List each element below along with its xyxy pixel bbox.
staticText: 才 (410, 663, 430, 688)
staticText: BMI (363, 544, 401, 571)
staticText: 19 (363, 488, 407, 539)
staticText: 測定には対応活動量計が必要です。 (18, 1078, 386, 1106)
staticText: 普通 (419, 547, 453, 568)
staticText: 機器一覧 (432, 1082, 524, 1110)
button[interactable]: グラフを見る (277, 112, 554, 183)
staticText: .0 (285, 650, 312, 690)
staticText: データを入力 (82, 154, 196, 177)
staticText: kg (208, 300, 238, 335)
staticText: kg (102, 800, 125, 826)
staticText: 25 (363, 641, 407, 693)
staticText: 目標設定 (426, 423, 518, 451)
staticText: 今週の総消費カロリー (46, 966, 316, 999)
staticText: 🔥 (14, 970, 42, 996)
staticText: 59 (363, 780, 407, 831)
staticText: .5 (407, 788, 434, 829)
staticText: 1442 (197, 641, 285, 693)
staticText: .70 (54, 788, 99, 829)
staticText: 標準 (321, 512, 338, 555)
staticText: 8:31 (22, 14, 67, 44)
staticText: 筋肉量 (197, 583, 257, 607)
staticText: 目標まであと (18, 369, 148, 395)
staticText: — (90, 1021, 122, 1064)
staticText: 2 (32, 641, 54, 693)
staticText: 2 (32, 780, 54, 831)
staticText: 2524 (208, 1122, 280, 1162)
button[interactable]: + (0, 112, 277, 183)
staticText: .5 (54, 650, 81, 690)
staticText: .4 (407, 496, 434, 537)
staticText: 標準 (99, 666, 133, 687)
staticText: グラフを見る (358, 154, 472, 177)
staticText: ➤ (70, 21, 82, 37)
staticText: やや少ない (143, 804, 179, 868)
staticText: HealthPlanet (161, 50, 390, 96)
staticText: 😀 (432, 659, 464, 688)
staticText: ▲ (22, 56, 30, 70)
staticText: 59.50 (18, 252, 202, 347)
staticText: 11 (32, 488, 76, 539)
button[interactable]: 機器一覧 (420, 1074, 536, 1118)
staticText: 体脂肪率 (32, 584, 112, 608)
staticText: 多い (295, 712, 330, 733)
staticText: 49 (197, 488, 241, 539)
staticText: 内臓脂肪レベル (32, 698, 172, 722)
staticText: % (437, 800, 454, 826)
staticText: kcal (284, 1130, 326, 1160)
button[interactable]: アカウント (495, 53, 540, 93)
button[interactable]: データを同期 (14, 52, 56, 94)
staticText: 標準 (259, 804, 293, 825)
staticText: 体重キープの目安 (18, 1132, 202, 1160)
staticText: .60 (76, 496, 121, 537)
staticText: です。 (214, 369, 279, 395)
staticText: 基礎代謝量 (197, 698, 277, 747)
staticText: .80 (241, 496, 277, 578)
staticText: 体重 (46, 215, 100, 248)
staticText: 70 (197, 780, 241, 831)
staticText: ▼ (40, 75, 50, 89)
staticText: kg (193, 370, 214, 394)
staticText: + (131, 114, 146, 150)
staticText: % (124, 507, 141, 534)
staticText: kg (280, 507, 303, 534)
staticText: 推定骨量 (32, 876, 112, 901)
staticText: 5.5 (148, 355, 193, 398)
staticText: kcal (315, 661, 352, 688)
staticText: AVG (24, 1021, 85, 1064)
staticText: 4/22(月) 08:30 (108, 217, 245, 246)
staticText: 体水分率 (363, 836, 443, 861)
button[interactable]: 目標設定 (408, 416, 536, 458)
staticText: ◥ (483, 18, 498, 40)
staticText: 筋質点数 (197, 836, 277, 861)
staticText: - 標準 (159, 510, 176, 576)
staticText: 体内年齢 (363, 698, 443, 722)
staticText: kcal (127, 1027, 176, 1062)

▶ **JOB**: Can you copy every one of the items above character for character, with nothing changed, added, or left out?

▶ **COMPLETED TASK**:
List each element below along with its xyxy pixel bbox.
staticText: 才 (410, 663, 430, 688)
staticText: BMI (363, 544, 401, 571)
staticText: 19 (363, 488, 407, 539)
staticText: 測定には対応活動量計が必要です。 (18, 1078, 386, 1106)
staticText: 普通 (419, 547, 453, 568)
staticText: 機器一覧 (432, 1082, 524, 1110)
button[interactable]: グラフを見る (277, 112, 554, 183)
staticText: .0 (285, 650, 312, 690)
staticText: データを入力 (82, 154, 196, 177)
staticText: kg (208, 300, 238, 335)
staticText: kg (102, 800, 125, 826)
staticText: 25 (363, 641, 407, 693)
staticText: 目標設定 (426, 423, 518, 451)
staticText: 今週の総消費カロリー (46, 966, 316, 999)
staticText: 🔥 (14, 970, 42, 996)
staticText: 59 (363, 780, 407, 831)
staticText: .5 (407, 788, 434, 829)
staticText: 1442 (197, 641, 285, 693)
staticText: .70 (54, 788, 99, 829)
staticText: 標準 (321, 512, 338, 555)
staticText: 8:31 (22, 14, 67, 44)
staticText: 筋肉量 (197, 583, 257, 607)
staticText: 目標まであと (18, 369, 148, 395)
staticText: — (90, 1021, 122, 1064)
staticText: 2 (32, 641, 54, 693)
staticText: 2 (32, 780, 54, 831)
staticText: 2524 (208, 1122, 280, 1162)
button[interactable]: + (0, 112, 277, 183)
staticText: .5 (54, 650, 81, 690)
staticText: .4 (407, 496, 434, 537)
staticText: 標準 (99, 666, 133, 687)
staticText: グラフを見る (358, 154, 472, 177)
staticText: ➤ (70, 21, 82, 37)
staticText: やや少ない (143, 804, 179, 868)
staticText: HealthPlanet (161, 50, 390, 96)
staticText: 😀 (432, 659, 464, 688)
staticText: ▲ (22, 56, 30, 70)
staticText: 59.50 (18, 252, 202, 347)
staticText: 11 (32, 488, 76, 539)
button[interactable]: 機器一覧 (420, 1074, 536, 1118)
staticText: 体脂肪率 (32, 584, 112, 608)
staticText: 多い (295, 712, 330, 733)
staticText: 49 (197, 488, 241, 539)
staticText: 内臓脂肪レベル (32, 698, 172, 722)
staticText: % (437, 800, 454, 826)
staticText: kcal (284, 1130, 326, 1160)
button[interactable]: アカウント (495, 53, 540, 93)
button[interactable]: データを同期 (14, 52, 56, 94)
staticText: 標準 (259, 804, 293, 825)
staticText: 体重キープの目安 (18, 1132, 202, 1160)
staticText: .60 (76, 496, 121, 537)
staticText: です。 (214, 369, 279, 395)
staticText: 基礎代謝量 (197, 698, 277, 747)
staticText: .80 (241, 496, 277, 578)
staticText: 体重 (46, 215, 100, 248)
staticText: 70 (197, 780, 241, 831)
staticText: ▼ (40, 75, 50, 89)
staticText: kg (193, 370, 214, 394)
staticText: + (131, 114, 146, 150)
staticText: % (124, 507, 141, 534)
staticText: kg (280, 507, 303, 534)
staticText: 推定骨量 (32, 876, 112, 901)
staticText: 5.5 (148, 355, 193, 398)
staticText: kcal (315, 661, 352, 688)
staticText: AVG (24, 1021, 85, 1064)
staticText: 4/22(月) 08:30 (108, 217, 245, 246)
staticText: 体水分率 (363, 836, 443, 861)
button[interactable]: 目標設定 (408, 416, 536, 458)
staticText: ◥ (483, 18, 498, 40)
staticText: 筋質点数 (197, 836, 277, 861)
staticText: - 標準 (159, 510, 176, 576)
staticText: 体内年齢 (363, 698, 443, 722)
staticText: kcal (127, 1027, 176, 1062)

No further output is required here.